(Bounding box entries)
++++
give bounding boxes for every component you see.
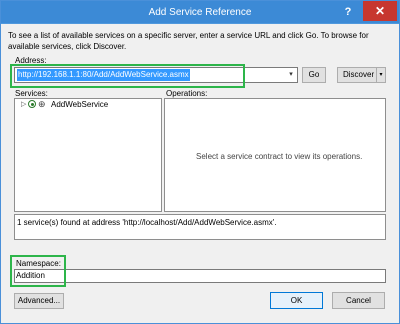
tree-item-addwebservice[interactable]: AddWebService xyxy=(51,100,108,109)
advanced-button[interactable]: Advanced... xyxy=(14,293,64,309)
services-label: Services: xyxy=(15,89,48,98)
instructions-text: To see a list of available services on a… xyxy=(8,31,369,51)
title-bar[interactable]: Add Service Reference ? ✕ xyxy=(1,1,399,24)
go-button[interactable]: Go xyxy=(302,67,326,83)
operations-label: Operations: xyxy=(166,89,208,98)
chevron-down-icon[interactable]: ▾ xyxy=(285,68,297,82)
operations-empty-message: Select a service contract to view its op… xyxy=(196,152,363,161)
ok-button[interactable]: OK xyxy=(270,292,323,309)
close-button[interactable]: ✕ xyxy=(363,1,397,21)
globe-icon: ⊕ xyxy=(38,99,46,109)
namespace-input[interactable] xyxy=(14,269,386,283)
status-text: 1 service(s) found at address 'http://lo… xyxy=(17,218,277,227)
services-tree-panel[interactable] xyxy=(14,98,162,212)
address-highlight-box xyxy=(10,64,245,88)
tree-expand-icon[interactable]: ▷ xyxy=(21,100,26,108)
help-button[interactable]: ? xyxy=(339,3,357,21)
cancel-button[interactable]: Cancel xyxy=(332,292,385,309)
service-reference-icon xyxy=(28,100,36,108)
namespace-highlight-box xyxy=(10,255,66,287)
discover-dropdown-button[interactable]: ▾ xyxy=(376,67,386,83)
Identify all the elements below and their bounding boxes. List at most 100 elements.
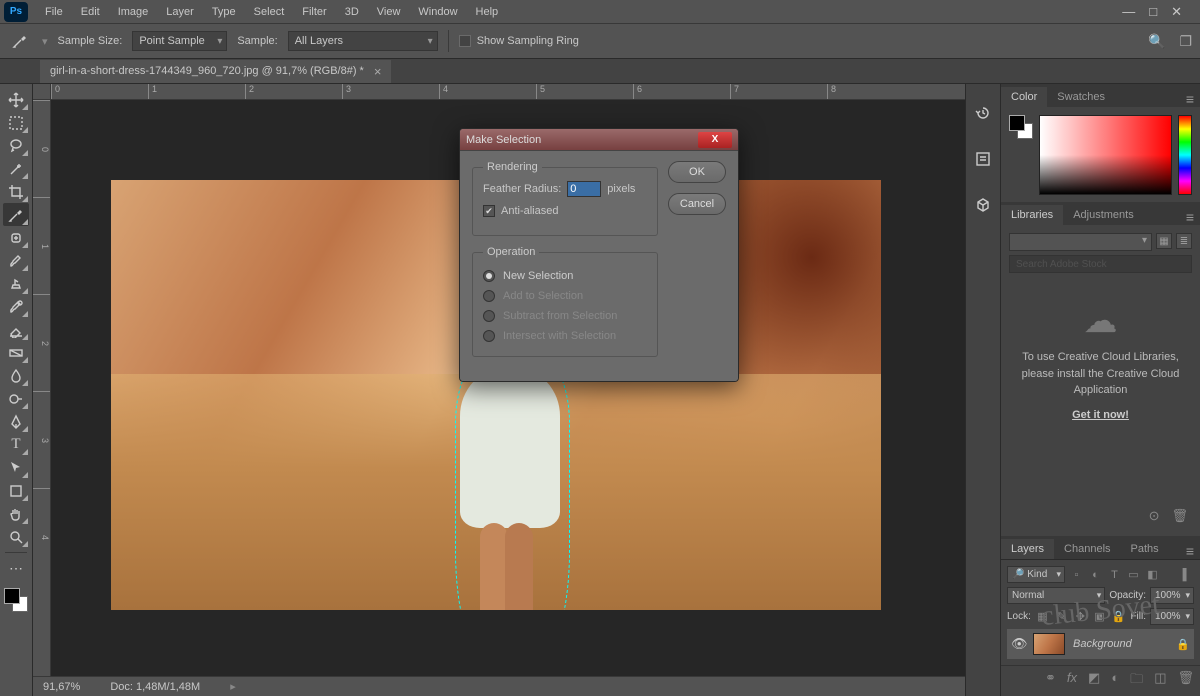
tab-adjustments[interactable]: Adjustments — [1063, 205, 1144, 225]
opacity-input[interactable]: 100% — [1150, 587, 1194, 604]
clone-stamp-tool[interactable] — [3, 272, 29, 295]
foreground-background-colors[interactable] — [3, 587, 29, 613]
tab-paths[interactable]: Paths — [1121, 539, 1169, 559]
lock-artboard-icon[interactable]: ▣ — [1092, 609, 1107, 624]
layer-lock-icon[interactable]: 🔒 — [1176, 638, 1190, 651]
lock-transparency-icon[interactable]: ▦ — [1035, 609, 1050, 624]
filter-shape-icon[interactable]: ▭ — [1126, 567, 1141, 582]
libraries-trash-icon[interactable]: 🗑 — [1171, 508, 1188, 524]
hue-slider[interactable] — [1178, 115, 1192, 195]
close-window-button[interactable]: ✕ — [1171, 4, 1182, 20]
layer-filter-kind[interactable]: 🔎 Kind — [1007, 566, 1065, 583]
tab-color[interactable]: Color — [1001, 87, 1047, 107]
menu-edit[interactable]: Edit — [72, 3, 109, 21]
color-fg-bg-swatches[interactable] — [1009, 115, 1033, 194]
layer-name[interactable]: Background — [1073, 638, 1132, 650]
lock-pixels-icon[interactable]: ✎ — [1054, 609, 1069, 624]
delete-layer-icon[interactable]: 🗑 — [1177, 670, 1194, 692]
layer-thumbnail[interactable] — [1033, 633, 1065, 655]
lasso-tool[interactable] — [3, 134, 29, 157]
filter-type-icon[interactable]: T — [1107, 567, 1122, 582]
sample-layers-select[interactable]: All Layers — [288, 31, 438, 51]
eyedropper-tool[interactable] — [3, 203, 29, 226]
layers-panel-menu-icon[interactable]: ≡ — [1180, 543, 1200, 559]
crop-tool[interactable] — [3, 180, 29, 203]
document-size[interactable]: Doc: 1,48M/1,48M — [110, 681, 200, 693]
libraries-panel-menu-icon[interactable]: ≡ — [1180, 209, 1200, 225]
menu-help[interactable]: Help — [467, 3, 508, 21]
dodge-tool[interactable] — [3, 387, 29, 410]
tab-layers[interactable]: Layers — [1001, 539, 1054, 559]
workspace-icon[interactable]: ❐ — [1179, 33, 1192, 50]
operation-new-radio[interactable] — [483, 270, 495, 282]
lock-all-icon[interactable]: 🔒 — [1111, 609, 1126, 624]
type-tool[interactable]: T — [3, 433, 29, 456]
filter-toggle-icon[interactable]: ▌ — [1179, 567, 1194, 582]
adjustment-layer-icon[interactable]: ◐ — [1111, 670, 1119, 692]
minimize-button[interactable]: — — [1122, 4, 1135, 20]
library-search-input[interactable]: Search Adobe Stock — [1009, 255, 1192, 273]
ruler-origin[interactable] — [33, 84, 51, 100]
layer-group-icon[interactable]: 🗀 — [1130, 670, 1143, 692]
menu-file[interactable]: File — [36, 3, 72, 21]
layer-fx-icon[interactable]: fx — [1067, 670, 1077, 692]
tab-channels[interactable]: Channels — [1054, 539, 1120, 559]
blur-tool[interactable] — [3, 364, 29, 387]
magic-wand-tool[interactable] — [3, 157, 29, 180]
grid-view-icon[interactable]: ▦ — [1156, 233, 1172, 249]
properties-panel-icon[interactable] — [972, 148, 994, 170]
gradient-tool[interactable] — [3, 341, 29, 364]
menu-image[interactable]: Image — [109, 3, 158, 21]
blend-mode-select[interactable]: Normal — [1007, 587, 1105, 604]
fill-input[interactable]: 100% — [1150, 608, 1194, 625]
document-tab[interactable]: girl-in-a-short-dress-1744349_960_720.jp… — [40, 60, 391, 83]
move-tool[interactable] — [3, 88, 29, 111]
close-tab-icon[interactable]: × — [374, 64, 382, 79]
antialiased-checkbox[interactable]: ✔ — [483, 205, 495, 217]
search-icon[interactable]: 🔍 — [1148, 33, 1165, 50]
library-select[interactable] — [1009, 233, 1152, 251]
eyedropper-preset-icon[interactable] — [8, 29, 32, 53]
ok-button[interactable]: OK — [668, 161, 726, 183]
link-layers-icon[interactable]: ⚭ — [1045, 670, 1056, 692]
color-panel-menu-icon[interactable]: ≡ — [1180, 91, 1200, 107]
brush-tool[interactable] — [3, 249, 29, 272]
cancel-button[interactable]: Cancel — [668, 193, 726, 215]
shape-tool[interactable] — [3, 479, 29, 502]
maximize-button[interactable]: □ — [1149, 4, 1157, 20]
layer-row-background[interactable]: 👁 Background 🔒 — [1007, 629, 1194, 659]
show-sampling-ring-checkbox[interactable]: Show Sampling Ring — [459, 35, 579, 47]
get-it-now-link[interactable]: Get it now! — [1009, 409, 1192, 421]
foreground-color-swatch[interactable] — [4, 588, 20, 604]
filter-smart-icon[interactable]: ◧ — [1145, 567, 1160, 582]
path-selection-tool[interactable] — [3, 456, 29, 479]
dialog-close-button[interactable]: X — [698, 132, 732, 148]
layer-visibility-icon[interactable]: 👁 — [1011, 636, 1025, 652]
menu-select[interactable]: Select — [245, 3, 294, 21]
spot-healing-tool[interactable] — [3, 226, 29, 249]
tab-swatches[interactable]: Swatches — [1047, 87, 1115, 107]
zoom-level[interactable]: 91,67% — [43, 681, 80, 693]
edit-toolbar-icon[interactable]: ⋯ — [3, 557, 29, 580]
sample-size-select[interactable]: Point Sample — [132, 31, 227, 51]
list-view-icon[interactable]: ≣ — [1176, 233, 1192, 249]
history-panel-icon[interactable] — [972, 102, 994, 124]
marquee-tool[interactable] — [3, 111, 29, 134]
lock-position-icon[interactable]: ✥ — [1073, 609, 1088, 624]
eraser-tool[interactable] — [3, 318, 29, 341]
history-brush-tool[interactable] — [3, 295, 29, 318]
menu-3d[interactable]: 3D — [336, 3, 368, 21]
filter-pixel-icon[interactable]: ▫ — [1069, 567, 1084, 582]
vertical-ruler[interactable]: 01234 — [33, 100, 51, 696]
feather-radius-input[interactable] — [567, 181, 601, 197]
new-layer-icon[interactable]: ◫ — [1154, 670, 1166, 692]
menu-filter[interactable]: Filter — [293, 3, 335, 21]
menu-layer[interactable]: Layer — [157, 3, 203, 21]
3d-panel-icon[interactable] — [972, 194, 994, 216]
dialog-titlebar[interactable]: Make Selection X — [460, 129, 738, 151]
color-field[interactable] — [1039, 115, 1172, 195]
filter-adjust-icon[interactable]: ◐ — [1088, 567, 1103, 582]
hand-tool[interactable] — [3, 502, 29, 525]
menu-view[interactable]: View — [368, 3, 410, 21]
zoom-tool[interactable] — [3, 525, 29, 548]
++++
Task details. Recast the rows starting at the one containing "tab-adjustments[interactable]: Adjustments —" and ending at the one containing "lasso-tool[interactable] — [3, 134, 29, 157]" as a Markdown table with the columns "No." and "Entry", numbering each row and leaving out blank lines.

Exercise output.
| No. | Entry |
|---|---|
| 1 | tab-adjustments[interactable]: Adjustments — [1063, 205, 1144, 225] |
| 2 | opacity-input[interactable]: 100% — [1150, 587, 1194, 604] |
| 3 | clone-stamp-tool[interactable] — [3, 272, 29, 295] |
| 4 | foreground-background-colors[interactable] — [3, 587, 29, 613] |
| 5 | tab-paths[interactable]: Paths — [1121, 539, 1169, 559] |
| 6 | lock-artboard-icon[interactable]: ▣ — [1092, 609, 1107, 624] |
| 7 | layer-lock-icon[interactable]: 🔒 — [1176, 638, 1190, 651] |
| 8 | lock-transparency-icon[interactable]: ▦ — [1035, 609, 1050, 624] |
| 9 | filter-shape-icon[interactable]: ▭ — [1126, 567, 1141, 582] |
| 10 | libraries-trash-icon[interactable]: 🗑 — [1171, 508, 1188, 524] |
| 11 | hue-slider[interactable] — [1178, 115, 1192, 195] |
| 12 | close-window-button[interactable]: ✕ — [1171, 4, 1182, 20] |
| 13 | layer-filter-kind[interactable]: 🔎 Kind — [1007, 566, 1065, 583] |
| 14 | tab-color[interactable]: Color — [1001, 87, 1047, 107] |
| 15 | menu-edit[interactable]: Edit — [72, 3, 109, 21] |
| 16 | color-fg-bg-swatches[interactable] — [1009, 115, 1033, 194] |
| 17 | layer-name[interactable]: Background — [1073, 638, 1132, 650] |
| 18 | lock-pixels-icon[interactable]: ✎ — [1054, 609, 1069, 624] |
| 19 | delete-layer-icon[interactable]: 🗑 — [1177, 670, 1194, 692] |
| 20 | layer-thumbnail[interactable] — [1033, 633, 1065, 655] |
| 21 | lasso-tool[interactable] — [3, 134, 29, 157] |